* _課題文_
「独身だと言われて交際していたのに、実は既婚者だった」という事実は、被害者にとって人生を揺るがす大きな衝撃です。精神的な苦痛はもちろんのこと、相手の配偶者から突然慰謝料を請求されるといった二次被害に発展するケースも少なくありません。正確な事実を証明し、ご自身の権利を守るために、以下の3つの初期証拠を今すぐ確保しましょう。
1. LINEやチャットのやり取り画面
相手が「独身である」と偽っていた事実を証明する上で、最も強力な証拠となるのがSNSやメッセージアプリの履歴です。
- 相手が「独身である」と明言しているメッセージ
- 二人で将来の計画や結婚を連想させる会話のやり取り
- 相手が既婚者であることを隠蔽しようとしていた痕跡
これらのデータは、相手が意図的にあなたを騙していたこと(故意)を立証する重要な鍵となります。スクリーンショットを撮る際は、日付や相手のアイコン、アカウント情報が含まれるように保存し、可能であればトーク履歴のバックアップも残しておきましょう。

* _データ抜粋_
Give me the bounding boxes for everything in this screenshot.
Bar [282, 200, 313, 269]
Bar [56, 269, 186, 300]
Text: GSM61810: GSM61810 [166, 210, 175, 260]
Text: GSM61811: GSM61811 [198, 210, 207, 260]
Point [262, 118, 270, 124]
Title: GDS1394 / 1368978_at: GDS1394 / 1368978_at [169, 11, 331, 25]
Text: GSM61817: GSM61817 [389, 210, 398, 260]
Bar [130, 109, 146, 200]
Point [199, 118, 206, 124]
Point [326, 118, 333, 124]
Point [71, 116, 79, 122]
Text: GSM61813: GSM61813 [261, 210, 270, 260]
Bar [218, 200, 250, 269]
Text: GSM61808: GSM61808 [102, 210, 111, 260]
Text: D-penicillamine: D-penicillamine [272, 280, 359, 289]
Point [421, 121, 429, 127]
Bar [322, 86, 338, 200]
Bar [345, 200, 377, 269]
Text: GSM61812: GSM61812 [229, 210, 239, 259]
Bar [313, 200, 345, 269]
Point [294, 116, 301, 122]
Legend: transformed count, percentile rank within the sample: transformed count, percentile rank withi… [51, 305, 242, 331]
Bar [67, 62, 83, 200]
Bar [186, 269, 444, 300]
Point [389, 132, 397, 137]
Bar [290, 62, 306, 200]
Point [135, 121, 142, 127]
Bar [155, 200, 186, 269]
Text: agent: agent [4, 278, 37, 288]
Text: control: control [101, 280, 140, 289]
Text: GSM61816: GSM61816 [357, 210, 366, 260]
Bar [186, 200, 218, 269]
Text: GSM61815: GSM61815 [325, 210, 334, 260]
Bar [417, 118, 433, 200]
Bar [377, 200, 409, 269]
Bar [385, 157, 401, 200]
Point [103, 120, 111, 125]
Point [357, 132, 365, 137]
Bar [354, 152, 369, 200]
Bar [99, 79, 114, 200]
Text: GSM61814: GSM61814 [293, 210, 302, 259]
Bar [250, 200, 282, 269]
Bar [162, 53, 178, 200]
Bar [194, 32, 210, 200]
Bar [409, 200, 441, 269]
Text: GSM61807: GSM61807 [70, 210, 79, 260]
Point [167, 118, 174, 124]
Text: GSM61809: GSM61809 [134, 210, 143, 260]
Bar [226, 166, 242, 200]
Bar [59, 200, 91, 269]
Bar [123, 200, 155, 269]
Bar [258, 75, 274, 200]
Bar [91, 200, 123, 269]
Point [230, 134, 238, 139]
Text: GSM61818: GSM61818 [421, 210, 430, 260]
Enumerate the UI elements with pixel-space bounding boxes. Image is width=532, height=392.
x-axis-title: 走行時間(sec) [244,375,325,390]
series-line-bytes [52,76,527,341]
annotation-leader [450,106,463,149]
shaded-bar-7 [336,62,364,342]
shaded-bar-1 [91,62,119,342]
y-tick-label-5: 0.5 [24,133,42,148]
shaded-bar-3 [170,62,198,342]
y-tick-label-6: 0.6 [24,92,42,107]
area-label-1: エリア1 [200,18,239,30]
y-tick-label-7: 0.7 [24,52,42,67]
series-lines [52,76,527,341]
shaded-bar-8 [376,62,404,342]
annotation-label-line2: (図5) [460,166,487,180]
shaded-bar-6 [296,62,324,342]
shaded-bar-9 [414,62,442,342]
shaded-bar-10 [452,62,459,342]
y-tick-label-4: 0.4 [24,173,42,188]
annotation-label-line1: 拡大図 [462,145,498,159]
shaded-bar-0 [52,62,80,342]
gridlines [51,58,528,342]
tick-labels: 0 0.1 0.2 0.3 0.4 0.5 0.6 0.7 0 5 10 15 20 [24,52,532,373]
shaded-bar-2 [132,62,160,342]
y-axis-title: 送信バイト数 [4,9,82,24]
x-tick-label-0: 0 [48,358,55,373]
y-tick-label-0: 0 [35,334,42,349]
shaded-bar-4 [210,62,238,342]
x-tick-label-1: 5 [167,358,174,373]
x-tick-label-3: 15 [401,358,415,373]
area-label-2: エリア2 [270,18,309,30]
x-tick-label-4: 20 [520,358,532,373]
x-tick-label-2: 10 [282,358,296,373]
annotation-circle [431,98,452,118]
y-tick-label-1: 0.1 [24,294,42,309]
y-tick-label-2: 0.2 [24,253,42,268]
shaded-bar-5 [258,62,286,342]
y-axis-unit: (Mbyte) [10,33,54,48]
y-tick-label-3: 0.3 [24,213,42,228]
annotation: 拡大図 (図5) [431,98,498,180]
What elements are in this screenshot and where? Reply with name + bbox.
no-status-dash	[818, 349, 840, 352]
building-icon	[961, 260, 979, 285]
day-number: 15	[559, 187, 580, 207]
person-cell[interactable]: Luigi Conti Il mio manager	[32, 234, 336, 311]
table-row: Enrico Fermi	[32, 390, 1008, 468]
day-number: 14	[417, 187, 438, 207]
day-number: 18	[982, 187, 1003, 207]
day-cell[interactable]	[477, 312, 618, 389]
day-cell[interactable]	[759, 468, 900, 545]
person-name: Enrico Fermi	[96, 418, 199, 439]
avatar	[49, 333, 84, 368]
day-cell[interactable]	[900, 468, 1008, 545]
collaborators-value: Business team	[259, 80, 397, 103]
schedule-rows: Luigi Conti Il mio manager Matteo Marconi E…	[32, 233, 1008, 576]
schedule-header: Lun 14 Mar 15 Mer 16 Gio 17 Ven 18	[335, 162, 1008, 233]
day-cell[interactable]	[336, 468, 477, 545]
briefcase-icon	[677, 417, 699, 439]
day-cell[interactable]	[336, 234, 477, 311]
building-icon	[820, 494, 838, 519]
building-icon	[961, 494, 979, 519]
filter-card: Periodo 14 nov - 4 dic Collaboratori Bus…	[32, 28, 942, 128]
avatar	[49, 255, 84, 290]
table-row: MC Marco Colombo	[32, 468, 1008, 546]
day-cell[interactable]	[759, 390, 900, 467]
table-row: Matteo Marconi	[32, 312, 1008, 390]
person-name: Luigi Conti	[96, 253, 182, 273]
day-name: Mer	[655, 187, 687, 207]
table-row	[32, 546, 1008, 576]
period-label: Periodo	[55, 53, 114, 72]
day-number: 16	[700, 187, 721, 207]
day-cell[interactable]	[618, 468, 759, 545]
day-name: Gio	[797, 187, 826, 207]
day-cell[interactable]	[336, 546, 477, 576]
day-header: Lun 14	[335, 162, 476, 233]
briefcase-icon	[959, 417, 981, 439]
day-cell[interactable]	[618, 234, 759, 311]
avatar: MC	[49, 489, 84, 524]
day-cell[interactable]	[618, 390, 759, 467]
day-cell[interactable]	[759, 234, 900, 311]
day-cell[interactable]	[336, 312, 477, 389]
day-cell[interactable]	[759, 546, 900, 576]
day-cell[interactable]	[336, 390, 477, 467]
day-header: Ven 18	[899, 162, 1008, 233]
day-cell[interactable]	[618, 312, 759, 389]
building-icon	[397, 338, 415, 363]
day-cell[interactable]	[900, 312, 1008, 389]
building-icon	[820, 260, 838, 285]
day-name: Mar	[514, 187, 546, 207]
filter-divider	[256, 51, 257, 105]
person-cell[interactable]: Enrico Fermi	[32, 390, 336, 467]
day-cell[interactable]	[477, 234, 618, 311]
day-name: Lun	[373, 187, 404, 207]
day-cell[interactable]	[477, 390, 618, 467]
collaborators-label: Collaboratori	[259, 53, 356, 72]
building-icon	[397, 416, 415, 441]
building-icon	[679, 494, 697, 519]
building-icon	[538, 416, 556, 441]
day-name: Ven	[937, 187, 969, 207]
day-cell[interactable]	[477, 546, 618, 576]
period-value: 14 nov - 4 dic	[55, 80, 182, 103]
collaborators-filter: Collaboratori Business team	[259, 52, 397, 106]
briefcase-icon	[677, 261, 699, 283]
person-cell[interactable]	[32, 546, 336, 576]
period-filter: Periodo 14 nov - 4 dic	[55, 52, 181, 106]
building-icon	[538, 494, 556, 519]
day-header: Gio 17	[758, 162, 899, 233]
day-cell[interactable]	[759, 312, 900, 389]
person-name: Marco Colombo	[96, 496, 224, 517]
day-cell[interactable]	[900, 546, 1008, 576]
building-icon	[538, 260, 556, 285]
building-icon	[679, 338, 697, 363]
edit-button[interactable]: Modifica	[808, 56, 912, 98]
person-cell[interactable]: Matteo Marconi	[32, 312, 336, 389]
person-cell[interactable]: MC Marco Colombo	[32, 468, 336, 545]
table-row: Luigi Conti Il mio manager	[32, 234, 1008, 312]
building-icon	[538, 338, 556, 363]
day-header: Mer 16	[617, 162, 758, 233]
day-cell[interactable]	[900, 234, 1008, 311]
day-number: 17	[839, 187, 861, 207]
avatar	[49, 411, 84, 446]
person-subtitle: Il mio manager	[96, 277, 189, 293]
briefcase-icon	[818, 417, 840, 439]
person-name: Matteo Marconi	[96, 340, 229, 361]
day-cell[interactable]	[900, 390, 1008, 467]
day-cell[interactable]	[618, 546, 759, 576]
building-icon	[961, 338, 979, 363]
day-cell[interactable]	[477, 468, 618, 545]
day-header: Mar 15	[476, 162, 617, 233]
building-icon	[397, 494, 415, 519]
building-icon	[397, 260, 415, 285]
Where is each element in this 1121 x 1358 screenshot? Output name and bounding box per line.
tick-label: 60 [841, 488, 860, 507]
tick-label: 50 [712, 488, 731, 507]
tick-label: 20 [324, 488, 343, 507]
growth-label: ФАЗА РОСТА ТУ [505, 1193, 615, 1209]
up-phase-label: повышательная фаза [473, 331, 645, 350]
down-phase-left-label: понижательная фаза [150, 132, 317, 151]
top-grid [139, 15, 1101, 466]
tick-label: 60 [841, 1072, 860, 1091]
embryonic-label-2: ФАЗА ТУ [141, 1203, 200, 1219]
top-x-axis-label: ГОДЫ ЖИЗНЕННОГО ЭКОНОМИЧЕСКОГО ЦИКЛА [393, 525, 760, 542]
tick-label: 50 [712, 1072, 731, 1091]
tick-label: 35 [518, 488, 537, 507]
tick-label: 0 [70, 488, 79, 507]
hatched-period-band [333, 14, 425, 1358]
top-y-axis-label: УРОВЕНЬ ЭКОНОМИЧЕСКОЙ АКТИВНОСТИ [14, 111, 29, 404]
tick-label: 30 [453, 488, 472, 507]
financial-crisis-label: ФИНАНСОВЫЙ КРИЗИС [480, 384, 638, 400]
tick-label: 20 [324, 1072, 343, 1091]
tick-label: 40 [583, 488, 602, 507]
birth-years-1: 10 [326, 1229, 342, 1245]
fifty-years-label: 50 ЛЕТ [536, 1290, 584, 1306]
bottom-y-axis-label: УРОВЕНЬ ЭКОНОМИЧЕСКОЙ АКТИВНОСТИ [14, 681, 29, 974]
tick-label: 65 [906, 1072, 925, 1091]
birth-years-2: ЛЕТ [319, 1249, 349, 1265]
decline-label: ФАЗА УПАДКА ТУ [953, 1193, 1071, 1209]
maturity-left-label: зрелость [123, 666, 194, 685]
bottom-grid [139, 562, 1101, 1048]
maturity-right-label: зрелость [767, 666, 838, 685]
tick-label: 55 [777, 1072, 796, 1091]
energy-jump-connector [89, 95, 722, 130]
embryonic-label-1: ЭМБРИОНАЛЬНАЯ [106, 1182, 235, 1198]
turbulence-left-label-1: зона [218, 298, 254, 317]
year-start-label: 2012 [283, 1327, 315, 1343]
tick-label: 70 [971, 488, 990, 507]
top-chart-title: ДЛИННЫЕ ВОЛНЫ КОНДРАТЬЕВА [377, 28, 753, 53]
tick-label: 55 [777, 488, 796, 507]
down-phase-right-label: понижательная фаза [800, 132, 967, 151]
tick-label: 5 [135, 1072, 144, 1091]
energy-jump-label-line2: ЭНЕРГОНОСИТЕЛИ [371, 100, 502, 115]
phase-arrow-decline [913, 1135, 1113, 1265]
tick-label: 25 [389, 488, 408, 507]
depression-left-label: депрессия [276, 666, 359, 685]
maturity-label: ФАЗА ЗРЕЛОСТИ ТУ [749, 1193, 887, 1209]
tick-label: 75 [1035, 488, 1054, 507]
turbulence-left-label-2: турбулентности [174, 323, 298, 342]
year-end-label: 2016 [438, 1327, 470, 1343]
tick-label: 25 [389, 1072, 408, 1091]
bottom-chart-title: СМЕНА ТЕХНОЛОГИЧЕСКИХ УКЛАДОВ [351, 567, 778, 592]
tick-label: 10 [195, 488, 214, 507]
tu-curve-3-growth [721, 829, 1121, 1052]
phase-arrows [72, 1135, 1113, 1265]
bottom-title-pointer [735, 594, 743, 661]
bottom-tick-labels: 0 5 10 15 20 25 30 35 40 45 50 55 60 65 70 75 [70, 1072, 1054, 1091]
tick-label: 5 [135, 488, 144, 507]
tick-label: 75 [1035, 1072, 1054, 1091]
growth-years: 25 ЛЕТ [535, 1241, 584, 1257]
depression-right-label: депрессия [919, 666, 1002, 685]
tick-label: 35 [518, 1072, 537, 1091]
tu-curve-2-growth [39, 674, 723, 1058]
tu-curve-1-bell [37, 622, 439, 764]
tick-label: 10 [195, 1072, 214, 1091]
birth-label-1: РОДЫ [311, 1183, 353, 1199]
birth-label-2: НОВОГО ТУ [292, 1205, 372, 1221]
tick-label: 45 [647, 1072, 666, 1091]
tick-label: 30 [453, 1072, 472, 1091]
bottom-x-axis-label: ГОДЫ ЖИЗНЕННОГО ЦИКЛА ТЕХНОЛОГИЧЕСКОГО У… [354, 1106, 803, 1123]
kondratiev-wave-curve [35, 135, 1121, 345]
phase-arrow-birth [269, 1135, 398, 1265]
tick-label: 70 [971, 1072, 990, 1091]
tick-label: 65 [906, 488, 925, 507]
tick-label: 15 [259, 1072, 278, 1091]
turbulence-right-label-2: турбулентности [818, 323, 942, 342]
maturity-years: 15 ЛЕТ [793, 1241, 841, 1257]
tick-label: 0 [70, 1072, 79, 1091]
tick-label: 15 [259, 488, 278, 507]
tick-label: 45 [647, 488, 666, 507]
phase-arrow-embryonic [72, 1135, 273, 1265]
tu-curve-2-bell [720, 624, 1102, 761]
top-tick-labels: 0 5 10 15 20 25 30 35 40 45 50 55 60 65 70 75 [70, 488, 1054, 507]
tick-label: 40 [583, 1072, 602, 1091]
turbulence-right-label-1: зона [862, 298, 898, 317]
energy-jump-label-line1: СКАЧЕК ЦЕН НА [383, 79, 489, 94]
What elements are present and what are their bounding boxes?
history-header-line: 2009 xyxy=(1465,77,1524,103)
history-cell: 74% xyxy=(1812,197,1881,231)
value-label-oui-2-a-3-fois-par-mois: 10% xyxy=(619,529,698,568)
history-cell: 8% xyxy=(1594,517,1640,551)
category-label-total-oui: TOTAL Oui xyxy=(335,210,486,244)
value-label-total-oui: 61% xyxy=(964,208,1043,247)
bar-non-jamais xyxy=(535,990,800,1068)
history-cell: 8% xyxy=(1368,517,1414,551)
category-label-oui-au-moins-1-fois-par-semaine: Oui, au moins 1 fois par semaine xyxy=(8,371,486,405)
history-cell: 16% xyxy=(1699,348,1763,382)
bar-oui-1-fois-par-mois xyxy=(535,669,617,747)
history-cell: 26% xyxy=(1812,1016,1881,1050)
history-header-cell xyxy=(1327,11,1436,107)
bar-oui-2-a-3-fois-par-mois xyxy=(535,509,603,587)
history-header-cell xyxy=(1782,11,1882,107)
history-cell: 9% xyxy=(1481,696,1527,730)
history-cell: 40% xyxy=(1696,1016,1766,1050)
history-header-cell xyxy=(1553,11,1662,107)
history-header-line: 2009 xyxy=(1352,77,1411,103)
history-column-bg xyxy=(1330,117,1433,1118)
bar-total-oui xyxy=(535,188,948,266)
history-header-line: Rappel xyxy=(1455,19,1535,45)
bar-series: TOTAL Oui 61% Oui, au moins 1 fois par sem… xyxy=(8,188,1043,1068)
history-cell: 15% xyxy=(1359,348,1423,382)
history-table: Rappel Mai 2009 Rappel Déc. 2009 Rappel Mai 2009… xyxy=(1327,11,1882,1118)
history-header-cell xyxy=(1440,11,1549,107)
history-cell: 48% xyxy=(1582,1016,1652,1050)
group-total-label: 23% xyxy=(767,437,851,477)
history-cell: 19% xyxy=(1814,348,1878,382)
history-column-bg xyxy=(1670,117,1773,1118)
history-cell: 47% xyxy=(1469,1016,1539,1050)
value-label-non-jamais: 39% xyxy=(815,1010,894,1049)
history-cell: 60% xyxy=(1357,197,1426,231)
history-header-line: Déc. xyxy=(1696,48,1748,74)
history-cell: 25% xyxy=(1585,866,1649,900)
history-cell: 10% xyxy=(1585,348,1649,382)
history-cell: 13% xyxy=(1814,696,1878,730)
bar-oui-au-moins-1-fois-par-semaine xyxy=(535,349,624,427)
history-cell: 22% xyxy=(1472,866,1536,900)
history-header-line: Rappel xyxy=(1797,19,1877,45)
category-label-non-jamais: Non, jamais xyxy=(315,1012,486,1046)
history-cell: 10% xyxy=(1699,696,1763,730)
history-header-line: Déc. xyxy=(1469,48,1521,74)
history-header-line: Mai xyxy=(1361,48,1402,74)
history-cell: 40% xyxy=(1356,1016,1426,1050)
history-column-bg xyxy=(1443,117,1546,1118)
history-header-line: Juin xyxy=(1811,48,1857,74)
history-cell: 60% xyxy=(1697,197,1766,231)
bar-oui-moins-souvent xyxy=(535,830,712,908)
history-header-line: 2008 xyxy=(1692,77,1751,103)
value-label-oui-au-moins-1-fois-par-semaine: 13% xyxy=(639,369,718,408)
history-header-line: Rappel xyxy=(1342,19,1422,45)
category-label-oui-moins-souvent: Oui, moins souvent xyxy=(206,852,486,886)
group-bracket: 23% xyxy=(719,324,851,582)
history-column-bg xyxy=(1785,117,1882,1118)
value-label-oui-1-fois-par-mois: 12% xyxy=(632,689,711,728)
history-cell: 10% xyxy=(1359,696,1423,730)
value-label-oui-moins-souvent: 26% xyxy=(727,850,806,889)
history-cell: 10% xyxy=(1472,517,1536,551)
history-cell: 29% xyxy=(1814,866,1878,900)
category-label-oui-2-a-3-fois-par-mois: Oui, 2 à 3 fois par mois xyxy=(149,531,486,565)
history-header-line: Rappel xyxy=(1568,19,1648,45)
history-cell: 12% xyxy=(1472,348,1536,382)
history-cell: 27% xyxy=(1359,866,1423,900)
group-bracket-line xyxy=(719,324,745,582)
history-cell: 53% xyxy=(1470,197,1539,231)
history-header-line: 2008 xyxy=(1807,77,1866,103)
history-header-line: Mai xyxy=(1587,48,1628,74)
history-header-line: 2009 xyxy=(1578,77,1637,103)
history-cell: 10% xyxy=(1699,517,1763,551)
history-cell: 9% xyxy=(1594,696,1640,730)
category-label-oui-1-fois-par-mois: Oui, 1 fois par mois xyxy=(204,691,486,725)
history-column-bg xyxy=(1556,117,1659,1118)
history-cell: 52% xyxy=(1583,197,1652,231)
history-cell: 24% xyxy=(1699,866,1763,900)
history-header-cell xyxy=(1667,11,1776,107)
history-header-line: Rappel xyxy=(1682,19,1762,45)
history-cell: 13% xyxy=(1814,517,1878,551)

* _作業内容_
課題文の「- 相手が「独身である」と明言しているメッセージ」を含む箇所から書き始め、「アップも残しておきましょう。」の後で止めて、その範囲を一字も変えずに書き写してください。 データはここでは使いません。

* _解答_
- 相手が「独身である」と明言しているメッセージ
- 二人で将来の計画や結婚を連想させる会話のやり取り
- 相手が既婚者であることを隠蔽しようとしていた痕跡
これらのデータは、相手が意図的にあなたを騙していたこと(故意)を立証する重要な鍵となります。スクリーンショットを撮る際は、日付や相手のアイコン、アカウント情報が含まれるように保存し、可能であればトーク履歴のバックアップも残しておきましょう。